TASK TO COMPLETE:
Copy each line with the word "průměrné" in it.
┌──
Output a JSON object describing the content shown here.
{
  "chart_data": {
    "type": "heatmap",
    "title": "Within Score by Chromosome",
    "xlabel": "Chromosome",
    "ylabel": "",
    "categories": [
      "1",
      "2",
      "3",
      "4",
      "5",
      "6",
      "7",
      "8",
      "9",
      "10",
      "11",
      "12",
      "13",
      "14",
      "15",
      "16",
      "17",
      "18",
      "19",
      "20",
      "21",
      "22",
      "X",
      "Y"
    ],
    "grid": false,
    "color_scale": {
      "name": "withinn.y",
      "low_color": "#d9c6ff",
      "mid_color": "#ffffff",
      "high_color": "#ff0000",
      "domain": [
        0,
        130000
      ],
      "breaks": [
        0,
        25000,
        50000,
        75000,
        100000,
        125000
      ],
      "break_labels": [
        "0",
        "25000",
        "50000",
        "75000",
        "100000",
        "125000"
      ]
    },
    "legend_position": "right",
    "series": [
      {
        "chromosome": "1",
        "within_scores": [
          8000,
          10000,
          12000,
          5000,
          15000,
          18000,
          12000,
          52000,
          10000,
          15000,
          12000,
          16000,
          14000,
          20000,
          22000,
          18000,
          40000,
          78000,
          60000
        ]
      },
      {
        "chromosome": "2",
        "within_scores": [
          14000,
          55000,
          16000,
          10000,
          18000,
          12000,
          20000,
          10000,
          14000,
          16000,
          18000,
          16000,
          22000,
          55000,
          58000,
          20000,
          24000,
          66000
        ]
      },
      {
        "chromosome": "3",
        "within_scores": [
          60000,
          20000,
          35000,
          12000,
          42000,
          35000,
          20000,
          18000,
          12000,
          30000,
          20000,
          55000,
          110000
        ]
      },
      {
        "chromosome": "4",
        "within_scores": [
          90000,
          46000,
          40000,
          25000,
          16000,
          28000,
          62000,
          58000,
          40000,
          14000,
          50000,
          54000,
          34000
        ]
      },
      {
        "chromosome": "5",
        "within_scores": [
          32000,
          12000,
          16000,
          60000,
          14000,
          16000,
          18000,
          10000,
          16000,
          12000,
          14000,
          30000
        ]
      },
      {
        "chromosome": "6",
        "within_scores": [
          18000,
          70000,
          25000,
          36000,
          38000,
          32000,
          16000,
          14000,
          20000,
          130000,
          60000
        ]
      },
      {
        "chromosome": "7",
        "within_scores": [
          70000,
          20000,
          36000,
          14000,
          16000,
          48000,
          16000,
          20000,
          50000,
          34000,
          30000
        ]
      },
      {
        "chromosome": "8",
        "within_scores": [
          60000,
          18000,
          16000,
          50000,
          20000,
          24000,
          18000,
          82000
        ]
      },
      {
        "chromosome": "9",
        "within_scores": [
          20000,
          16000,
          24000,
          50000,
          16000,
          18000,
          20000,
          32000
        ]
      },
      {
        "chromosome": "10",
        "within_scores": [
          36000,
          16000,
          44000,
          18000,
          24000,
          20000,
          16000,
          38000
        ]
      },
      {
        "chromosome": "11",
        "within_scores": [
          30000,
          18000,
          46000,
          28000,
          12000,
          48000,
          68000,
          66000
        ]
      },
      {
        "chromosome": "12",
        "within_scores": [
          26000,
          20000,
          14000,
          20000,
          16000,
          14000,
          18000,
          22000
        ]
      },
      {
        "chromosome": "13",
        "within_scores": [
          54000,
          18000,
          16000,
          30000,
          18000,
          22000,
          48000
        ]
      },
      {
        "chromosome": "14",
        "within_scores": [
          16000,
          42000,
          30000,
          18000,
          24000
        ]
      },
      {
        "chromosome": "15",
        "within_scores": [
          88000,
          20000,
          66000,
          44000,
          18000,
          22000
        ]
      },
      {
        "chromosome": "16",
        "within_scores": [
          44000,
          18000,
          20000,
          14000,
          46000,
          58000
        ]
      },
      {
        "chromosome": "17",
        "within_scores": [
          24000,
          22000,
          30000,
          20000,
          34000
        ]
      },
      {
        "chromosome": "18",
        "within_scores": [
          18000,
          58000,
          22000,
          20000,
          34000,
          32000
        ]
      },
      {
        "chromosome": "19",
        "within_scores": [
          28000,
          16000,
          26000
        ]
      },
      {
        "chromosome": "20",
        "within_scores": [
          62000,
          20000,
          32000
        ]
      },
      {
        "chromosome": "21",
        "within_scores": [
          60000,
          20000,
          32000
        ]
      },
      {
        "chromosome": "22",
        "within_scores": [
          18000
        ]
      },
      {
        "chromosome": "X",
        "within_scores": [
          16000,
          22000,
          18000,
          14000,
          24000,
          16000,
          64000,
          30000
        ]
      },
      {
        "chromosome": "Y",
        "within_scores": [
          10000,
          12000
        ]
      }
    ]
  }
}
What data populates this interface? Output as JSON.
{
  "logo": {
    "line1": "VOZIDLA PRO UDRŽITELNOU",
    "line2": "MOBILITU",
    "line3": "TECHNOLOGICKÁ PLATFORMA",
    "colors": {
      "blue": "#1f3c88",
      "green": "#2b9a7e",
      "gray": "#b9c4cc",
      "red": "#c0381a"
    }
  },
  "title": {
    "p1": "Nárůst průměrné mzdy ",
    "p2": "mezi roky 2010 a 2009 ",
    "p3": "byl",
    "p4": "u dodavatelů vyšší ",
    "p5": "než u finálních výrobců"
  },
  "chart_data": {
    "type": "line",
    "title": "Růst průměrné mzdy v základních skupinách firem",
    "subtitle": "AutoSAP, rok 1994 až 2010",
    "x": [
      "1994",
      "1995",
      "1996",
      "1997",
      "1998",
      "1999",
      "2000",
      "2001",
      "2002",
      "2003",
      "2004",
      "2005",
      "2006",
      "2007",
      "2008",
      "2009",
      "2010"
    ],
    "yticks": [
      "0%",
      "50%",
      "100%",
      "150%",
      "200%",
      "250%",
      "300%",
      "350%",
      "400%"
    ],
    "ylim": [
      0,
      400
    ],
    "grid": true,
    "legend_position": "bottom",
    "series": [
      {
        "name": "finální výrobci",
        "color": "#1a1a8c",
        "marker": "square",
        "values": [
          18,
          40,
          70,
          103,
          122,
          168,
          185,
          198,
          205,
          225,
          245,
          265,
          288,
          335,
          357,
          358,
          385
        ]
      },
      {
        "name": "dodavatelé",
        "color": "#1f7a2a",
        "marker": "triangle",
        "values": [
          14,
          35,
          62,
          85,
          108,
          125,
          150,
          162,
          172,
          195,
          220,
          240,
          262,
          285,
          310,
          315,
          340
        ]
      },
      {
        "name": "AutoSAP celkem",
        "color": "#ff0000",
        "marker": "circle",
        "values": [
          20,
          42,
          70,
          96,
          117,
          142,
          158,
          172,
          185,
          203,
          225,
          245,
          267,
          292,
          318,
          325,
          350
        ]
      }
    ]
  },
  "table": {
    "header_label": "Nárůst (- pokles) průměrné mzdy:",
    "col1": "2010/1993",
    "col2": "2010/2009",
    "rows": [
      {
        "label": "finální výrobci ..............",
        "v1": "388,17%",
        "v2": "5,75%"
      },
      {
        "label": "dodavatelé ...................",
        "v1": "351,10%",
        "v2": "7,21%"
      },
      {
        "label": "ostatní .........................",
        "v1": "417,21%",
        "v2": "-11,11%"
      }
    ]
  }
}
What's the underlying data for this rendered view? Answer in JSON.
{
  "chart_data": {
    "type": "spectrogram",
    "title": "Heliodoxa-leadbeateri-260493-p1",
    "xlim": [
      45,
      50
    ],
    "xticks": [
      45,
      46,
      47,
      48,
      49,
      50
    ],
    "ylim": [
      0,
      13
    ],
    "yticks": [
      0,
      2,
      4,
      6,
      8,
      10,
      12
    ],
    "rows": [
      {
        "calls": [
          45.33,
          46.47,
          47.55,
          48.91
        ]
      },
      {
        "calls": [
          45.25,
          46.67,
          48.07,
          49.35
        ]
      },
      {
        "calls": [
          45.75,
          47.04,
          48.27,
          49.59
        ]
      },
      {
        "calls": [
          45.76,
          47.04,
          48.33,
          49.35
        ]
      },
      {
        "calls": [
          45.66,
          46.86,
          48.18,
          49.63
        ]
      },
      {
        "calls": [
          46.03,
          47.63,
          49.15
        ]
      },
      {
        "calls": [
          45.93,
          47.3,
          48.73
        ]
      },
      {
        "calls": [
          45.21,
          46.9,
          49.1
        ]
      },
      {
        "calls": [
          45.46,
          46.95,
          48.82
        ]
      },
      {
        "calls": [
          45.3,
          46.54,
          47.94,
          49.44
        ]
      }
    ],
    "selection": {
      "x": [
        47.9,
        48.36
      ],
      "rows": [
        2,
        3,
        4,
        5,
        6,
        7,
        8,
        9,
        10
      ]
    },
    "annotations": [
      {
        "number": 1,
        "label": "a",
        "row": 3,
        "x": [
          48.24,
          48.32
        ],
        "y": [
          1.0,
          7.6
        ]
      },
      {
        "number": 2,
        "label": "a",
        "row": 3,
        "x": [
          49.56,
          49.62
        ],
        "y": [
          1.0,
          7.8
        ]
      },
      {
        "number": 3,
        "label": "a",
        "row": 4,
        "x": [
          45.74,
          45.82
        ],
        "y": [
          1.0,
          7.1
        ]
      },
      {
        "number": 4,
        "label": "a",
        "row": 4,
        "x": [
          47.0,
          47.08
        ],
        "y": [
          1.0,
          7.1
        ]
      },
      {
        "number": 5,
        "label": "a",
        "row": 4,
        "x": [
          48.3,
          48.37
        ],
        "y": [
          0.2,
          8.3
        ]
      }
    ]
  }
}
└──
RESULT BELOW:
    "p1": "Nárůst průměrné mzdy ",
    "title": "Růst průměrné mzdy v základních skupinách firem",
    "header_label": "Nárůst (- pokles) průměrné mzdy:",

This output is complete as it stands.